Reproduce the entries word for word, and omit any picture you find in them.

### Data for this exercise
*-*-*
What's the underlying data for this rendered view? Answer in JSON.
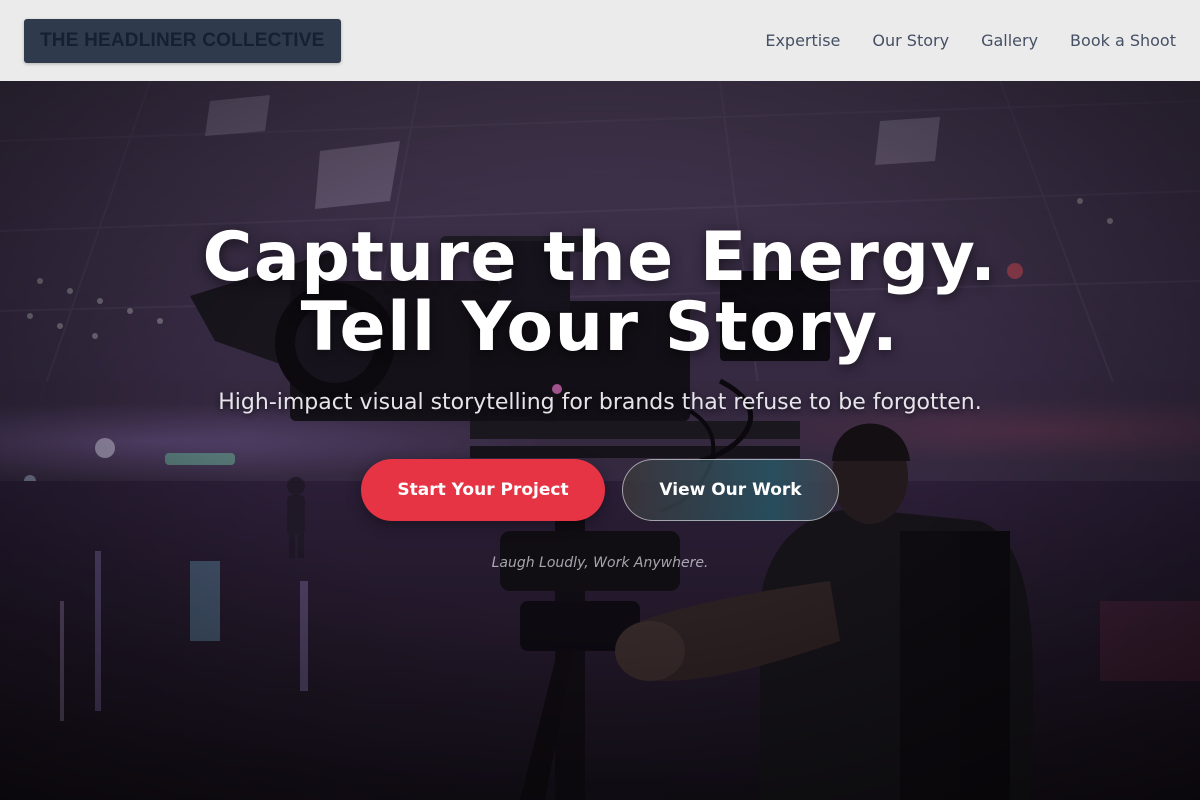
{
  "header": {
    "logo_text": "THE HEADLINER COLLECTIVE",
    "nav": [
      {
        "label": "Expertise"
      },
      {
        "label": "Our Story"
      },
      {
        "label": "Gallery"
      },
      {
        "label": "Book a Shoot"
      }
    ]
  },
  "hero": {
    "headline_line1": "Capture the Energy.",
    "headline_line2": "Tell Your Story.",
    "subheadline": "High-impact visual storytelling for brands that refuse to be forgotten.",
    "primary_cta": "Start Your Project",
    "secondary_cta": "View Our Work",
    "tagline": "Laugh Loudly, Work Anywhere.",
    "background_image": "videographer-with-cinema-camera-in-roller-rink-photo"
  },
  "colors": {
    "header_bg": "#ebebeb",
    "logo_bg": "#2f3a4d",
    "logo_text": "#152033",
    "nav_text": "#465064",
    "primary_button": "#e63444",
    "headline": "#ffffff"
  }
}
*-*-*
### Written response
What's the underlying data for this rendered view? Answer in JSON.
{
  "header": {
    "logo_text": "THE HEADLINER COLLECTIVE",
    "nav": [
      {
        "label": "Expertise"
      },
      {
        "label": "Our Story"
      },
      {
        "label": "Gallery"
      },
      {
        "label": "Book a Shoot"
      }
    ]
  },
  "hero": {
    "headline_line1": "Capture the Energy.",
    "headline_line2": "Tell Your Story.",
    "subheadline": "High-impact visual storytelling for brands that refuse to be forgotten.",
    "primary_cta": "Start Your Project",
    "secondary_cta": "View Our Work",
    "tagline": "Laugh Loudly, Work Anywhere.",
    "background_image": "videographer-with-cinema-camera-in-roller-rink-photo"
  },
  "colors": {
    "header_bg": "#ebebeb",
    "logo_bg": "#2f3a4d",
    "logo_text": "#152033",
    "nav_text": "#465064",
    "primary_button": "#e63444",
    "headline": "#ffffff"
  }
}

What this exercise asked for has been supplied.